§ **Your goal**: Every line containing the word "персонала" needs to be found and copied.

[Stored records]
§ §

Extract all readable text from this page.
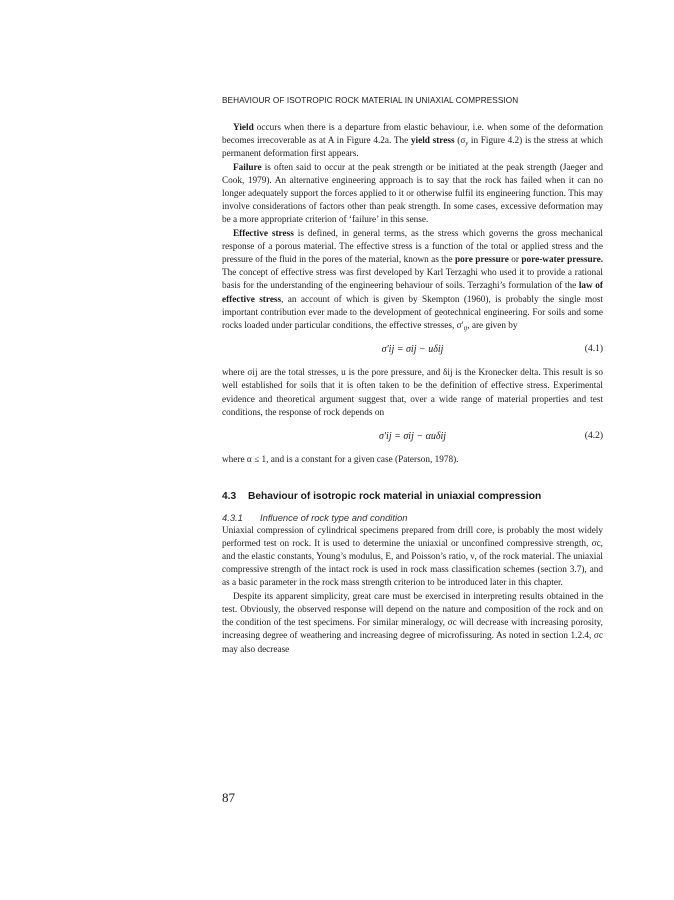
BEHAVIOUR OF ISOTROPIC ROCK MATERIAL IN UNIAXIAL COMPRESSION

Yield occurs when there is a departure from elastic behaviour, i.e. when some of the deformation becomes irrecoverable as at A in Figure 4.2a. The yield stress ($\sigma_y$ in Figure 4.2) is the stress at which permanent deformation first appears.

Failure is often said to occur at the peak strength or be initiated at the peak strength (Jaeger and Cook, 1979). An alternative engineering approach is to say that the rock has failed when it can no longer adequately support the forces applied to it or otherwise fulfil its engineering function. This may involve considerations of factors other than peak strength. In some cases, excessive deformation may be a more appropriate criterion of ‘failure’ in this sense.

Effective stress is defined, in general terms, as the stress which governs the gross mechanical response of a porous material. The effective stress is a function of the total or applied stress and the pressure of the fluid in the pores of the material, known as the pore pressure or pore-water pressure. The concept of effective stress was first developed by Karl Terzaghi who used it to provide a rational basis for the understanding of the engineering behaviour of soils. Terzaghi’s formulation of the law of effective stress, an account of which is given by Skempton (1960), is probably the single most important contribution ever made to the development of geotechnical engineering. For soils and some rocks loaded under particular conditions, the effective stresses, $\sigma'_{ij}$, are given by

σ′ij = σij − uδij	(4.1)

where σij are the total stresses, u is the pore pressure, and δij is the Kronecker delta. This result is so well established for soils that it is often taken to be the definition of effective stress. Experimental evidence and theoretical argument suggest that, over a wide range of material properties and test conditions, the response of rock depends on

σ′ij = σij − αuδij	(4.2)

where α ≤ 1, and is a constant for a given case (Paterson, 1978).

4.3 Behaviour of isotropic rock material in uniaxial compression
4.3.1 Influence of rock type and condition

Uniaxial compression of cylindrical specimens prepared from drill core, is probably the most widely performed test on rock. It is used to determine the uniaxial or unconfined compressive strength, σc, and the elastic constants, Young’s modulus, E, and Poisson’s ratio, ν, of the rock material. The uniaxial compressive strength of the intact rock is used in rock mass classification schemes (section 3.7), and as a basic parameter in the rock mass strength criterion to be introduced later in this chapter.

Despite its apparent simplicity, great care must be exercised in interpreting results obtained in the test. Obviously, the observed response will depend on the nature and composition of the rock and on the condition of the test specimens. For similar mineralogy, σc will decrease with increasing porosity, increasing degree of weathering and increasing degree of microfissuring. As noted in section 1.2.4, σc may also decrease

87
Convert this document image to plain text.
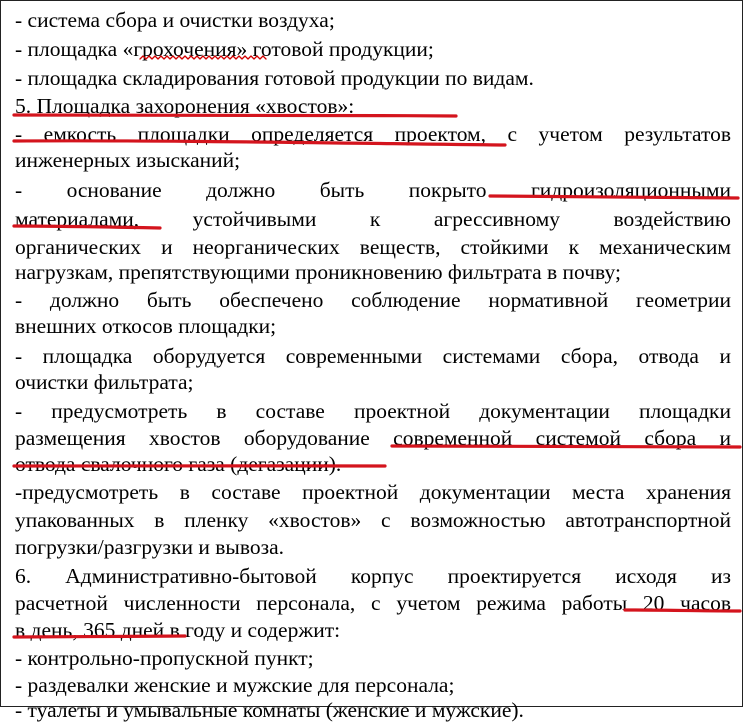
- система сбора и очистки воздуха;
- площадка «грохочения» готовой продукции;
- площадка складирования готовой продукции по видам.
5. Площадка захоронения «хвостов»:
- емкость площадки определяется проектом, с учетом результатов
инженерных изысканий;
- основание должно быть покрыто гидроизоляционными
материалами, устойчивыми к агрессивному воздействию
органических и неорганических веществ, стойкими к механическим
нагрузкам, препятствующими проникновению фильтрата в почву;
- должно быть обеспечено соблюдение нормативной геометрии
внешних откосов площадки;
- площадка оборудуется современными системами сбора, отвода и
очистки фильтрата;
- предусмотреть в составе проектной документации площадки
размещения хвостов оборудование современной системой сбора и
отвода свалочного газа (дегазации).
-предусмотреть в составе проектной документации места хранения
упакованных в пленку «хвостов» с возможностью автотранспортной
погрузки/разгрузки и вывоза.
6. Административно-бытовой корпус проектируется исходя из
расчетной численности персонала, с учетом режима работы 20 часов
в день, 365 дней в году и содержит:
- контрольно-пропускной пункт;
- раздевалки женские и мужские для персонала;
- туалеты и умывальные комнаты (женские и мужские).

§ §

§ **Solution to the exercise**:
расчетной численности персонала, с учетом режима работы 20 часов
- раздевалки женские и мужские для персонала;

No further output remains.